— Begin PROVIDED RECORDS —
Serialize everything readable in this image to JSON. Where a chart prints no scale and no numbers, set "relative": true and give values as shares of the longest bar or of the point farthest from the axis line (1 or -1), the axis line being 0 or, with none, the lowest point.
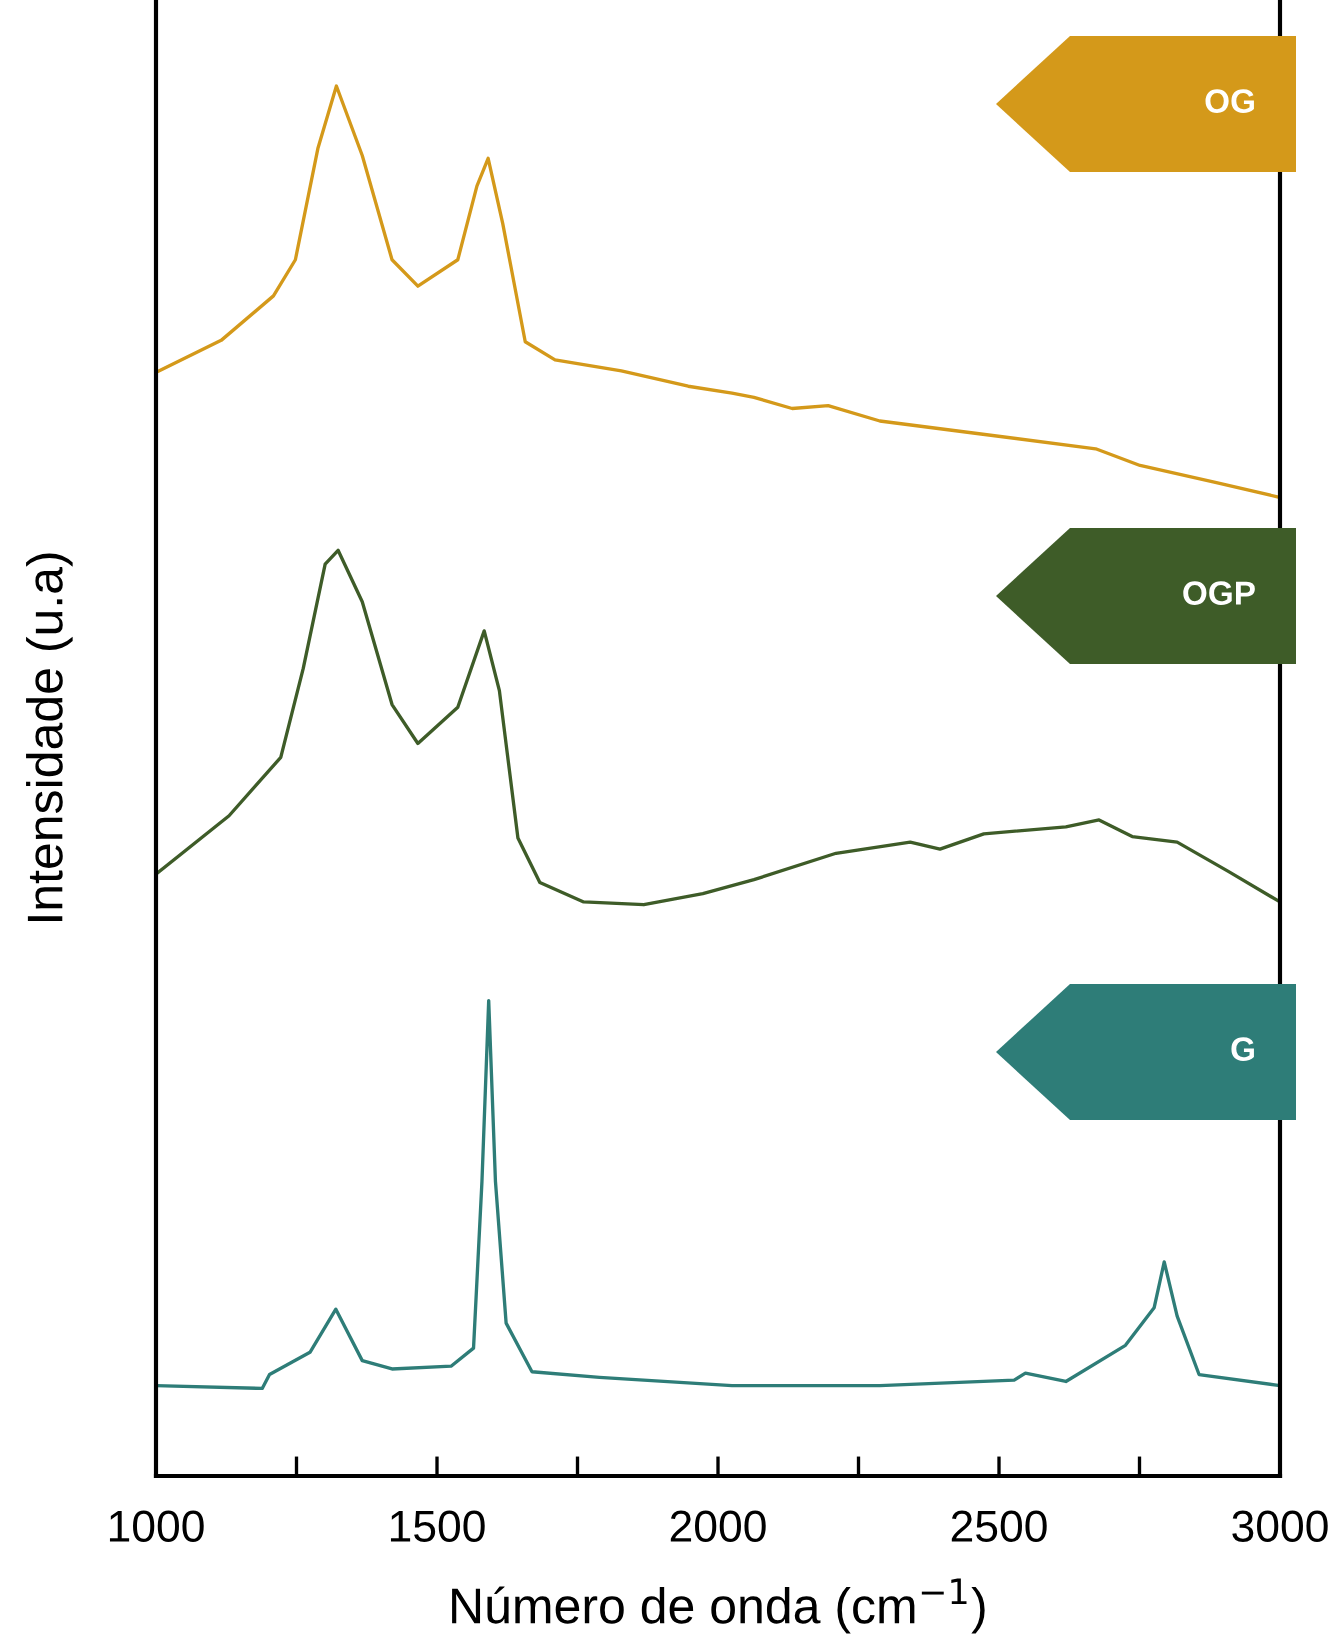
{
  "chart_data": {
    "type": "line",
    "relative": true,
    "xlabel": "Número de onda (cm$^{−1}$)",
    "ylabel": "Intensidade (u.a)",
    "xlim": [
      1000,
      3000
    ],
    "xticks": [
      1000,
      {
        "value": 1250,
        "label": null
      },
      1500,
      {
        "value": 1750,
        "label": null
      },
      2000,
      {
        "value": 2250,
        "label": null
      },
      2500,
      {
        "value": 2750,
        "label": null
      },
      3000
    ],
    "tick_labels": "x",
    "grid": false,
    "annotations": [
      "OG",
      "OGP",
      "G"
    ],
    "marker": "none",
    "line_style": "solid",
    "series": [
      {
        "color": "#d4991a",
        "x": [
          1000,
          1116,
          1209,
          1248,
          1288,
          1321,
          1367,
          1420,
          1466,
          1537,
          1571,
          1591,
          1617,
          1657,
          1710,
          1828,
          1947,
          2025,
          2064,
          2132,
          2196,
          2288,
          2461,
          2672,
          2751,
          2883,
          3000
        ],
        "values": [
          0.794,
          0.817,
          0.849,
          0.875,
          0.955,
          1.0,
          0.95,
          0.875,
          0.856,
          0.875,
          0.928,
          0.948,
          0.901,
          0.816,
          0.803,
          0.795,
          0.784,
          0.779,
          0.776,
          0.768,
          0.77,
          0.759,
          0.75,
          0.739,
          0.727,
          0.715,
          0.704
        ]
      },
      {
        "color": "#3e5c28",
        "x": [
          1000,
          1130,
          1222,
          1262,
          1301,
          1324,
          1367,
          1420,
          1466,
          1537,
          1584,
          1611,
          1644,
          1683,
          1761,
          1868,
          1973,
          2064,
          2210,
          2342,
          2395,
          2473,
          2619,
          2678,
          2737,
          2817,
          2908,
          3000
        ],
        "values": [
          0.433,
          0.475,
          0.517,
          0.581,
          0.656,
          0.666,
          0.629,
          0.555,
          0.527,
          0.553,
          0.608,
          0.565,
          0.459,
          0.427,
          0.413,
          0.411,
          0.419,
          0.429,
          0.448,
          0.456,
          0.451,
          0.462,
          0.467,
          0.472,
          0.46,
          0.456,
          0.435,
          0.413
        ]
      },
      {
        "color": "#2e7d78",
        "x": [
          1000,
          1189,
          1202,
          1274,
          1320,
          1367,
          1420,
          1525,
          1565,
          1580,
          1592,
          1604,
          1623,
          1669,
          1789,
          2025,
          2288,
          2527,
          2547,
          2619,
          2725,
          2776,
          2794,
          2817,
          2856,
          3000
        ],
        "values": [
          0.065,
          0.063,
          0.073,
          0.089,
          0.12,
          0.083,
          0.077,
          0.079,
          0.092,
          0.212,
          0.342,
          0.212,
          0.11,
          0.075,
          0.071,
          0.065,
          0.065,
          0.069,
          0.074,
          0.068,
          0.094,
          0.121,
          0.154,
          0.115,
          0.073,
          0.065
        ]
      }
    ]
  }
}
— End PROVIDED RECORDS —
— Begin PROVIDED RECORDS —
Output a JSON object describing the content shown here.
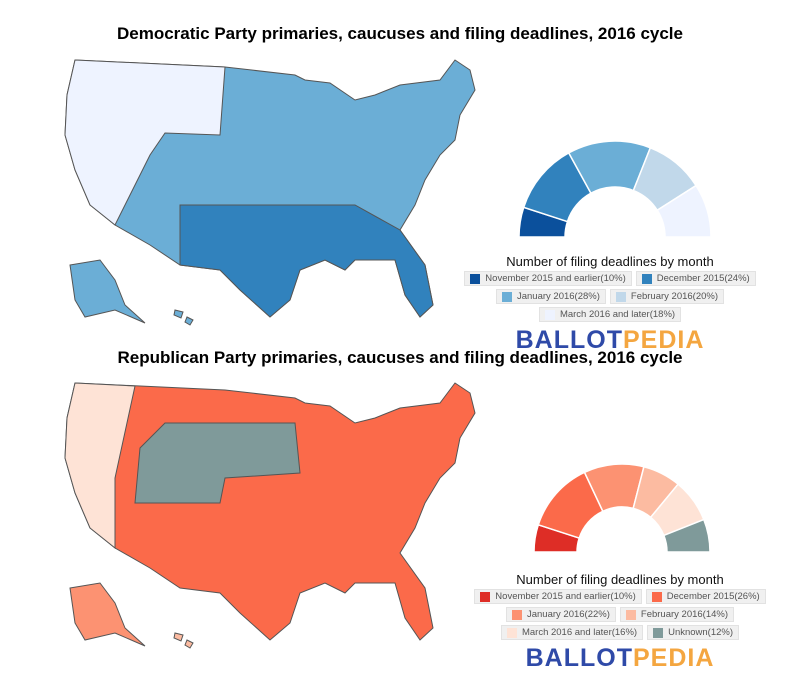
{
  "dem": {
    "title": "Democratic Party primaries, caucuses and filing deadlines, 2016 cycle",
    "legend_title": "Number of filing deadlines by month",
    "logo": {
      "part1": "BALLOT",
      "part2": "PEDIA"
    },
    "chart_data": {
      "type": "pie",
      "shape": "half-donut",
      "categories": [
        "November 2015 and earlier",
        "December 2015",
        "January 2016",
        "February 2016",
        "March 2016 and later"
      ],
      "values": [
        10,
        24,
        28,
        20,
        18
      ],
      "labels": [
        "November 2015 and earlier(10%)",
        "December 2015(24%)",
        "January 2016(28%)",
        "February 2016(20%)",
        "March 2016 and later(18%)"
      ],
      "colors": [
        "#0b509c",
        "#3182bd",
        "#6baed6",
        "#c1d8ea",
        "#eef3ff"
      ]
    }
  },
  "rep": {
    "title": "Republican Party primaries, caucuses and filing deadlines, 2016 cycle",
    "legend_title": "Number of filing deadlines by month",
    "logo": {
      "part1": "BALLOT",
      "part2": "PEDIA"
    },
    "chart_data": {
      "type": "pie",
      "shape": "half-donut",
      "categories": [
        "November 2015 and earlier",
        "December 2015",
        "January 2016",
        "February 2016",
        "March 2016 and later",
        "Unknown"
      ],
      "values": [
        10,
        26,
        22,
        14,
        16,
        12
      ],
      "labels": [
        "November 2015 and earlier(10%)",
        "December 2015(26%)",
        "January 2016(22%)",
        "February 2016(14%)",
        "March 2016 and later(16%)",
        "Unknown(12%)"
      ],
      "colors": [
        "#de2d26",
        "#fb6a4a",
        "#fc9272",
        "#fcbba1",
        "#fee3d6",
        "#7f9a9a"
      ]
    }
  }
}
— End PROVIDED RECORDS —
Search the data for the string "caucuses" and copy each line where it appears.

    "title": "Democratic Party primaries, caucuses and filing deadlines, 2016 cycle",
    "title": "Republican Party primaries, caucuses and filing deadlines, 2016 cycle",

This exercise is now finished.